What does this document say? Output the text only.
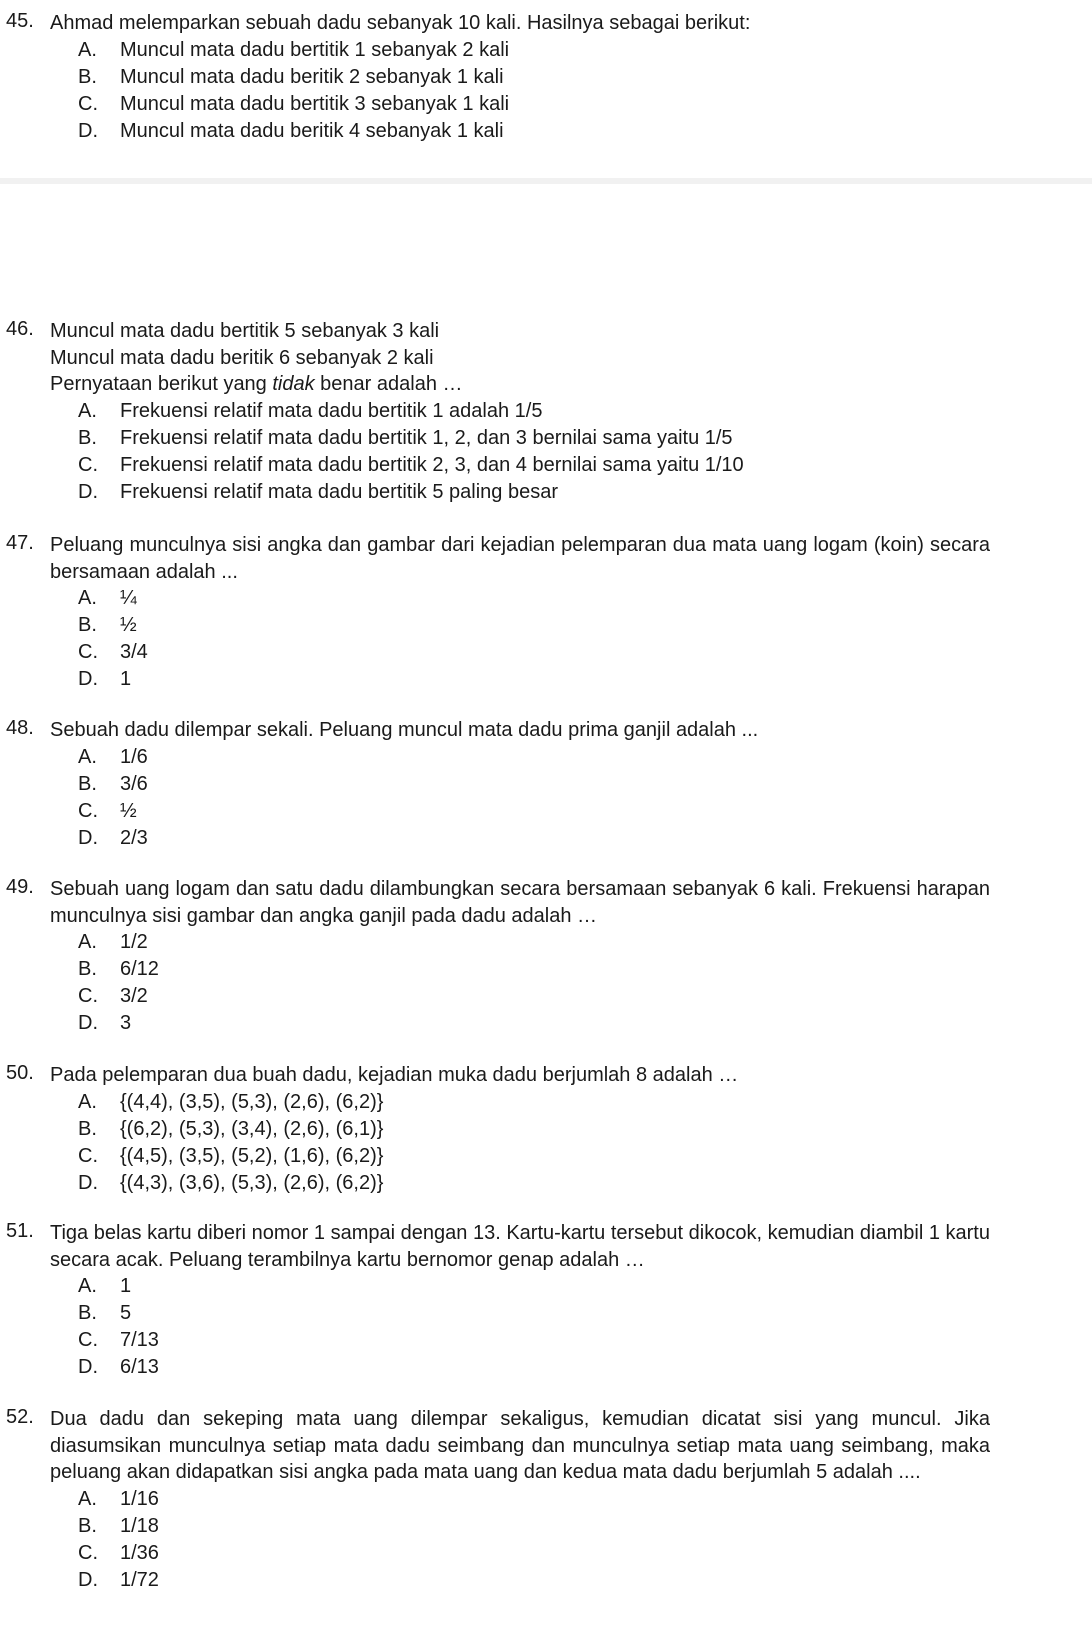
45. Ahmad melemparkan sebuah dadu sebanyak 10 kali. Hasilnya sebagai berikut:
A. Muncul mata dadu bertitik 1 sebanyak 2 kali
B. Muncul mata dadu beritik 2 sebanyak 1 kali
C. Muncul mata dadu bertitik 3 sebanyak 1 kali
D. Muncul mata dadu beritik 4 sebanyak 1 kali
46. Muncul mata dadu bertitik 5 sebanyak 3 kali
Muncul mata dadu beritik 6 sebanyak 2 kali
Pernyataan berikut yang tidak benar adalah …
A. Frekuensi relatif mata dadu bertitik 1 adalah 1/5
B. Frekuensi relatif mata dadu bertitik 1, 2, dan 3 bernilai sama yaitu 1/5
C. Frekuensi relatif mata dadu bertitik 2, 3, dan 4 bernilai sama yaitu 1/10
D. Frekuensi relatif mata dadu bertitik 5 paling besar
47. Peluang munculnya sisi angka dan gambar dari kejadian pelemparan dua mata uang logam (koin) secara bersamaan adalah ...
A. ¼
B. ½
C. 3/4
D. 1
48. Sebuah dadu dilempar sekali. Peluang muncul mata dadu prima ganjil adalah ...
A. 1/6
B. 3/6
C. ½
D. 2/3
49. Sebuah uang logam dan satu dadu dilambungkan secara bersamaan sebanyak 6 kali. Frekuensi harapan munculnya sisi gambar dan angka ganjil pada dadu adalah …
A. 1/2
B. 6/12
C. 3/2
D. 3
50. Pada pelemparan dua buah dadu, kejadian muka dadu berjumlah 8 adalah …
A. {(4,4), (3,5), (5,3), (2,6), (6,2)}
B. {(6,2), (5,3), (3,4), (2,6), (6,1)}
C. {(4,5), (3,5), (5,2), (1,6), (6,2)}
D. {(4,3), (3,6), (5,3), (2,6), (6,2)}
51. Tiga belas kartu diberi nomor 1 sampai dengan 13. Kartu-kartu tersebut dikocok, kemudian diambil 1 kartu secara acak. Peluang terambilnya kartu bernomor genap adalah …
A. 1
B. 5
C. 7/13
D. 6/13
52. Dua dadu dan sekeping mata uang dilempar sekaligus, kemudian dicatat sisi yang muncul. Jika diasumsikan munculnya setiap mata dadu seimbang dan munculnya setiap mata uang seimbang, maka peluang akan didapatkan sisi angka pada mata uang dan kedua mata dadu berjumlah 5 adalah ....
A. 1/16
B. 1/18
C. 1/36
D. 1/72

§ Task goal
Output a faithful copy of the data, with each picture left out.

§ Exercise result
What does this document say? Output the text only.
45. Ahmad melemparkan sebuah dadu sebanyak 10 kali. Hasilnya sebagai berikut:
A. Muncul mata dadu bertitik 1 sebanyak 2 kali
B. Muncul mata dadu beritik 2 sebanyak 1 kali
C. Muncul mata dadu bertitik 3 sebanyak 1 kali
D. Muncul mata dadu beritik 4 sebanyak 1 kali
46. Muncul mata dadu bertitik 5 sebanyak 3 kali
Muncul mata dadu beritik 6 sebanyak 2 kali
Pernyataan berikut yang tidak benar adalah …
A. Frekuensi relatif mata dadu bertitik 1 adalah 1/5
B. Frekuensi relatif mata dadu bertitik 1, 2, dan 3 bernilai sama yaitu 1/5
C. Frekuensi relatif mata dadu bertitik 2, 3, dan 4 bernilai sama yaitu 1/10
D. Frekuensi relatif mata dadu bertitik 5 paling besar
47. Peluang munculnya sisi angka dan gambar dari kejadian pelemparan dua mata uang logam (koin) secara bersamaan adalah ...
A. ¼
B. ½
C. 3/4
D. 1
48. Sebuah dadu dilempar sekali. Peluang muncul mata dadu prima ganjil adalah ...
A. 1/6
B. 3/6
C. ½
D. 2/3
49. Sebuah uang logam dan satu dadu dilambungkan secara bersamaan sebanyak 6 kali. Frekuensi harapan munculnya sisi gambar dan angka ganjil pada dadu adalah …
A. 1/2
B. 6/12
C. 3/2
D. 3
50. Pada pelemparan dua buah dadu, kejadian muka dadu berjumlah 8 adalah …
A. {(4,4), (3,5), (5,3), (2,6), (6,2)}
B. {(6,2), (5,3), (3,4), (2,6), (6,1)}
C. {(4,5), (3,5), (5,2), (1,6), (6,2)}
D. {(4,3), (3,6), (5,3), (2,6), (6,2)}
51. Tiga belas kartu diberi nomor 1 sampai dengan 13. Kartu-kartu tersebut dikocok, kemudian diambil 1 kartu secara acak. Peluang terambilnya kartu bernomor genap adalah …
A. 1
B. 5
C. 7/13
D. 6/13
52. Dua dadu dan sekeping mata uang dilempar sekaligus, kemudian dicatat sisi yang muncul. Jika diasumsikan munculnya setiap mata dadu seimbang dan munculnya setiap mata uang seimbang, maka peluang akan didapatkan sisi angka pada mata uang dan kedua mata dadu berjumlah 5 adalah ....
A. 1/16
B. 1/18
C. 1/36
D. 1/72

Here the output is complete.